• To be done: Every line that includes the word "type" is to be listed.

[Stored records]
[START]

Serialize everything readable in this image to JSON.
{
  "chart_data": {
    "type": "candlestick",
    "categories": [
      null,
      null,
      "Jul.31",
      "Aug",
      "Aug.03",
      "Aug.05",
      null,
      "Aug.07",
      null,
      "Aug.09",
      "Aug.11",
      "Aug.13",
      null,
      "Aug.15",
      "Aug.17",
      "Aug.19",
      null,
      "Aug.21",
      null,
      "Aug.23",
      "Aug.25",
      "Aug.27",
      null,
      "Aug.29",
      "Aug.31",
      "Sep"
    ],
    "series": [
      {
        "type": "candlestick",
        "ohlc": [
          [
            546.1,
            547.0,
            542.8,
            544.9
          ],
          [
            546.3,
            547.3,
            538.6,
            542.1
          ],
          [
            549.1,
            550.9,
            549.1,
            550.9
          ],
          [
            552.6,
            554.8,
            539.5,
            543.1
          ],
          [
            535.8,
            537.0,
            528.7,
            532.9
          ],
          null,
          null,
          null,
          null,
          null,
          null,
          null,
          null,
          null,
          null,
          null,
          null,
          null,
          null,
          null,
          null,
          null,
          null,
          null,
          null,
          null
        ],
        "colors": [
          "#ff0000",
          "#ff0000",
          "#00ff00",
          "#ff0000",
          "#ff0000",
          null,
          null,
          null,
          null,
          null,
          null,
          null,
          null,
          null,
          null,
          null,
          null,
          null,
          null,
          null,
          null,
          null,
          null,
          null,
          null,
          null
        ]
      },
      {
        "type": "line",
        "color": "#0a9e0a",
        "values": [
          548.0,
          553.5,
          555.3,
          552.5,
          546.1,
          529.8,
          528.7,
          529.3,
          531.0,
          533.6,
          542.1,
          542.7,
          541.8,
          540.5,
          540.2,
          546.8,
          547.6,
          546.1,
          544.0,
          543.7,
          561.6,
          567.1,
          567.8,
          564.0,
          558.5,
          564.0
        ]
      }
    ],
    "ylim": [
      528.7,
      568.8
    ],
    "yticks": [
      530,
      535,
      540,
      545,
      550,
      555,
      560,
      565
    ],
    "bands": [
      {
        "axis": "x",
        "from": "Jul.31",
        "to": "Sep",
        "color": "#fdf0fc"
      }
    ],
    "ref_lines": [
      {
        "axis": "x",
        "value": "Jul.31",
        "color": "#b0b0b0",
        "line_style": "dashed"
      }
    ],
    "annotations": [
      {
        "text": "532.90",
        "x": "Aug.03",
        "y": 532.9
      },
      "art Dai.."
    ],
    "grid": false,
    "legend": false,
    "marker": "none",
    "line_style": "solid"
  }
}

[END]

• Output for this task:
    "type": "candlestick",
        "type": "candlestick",
        "type": "line",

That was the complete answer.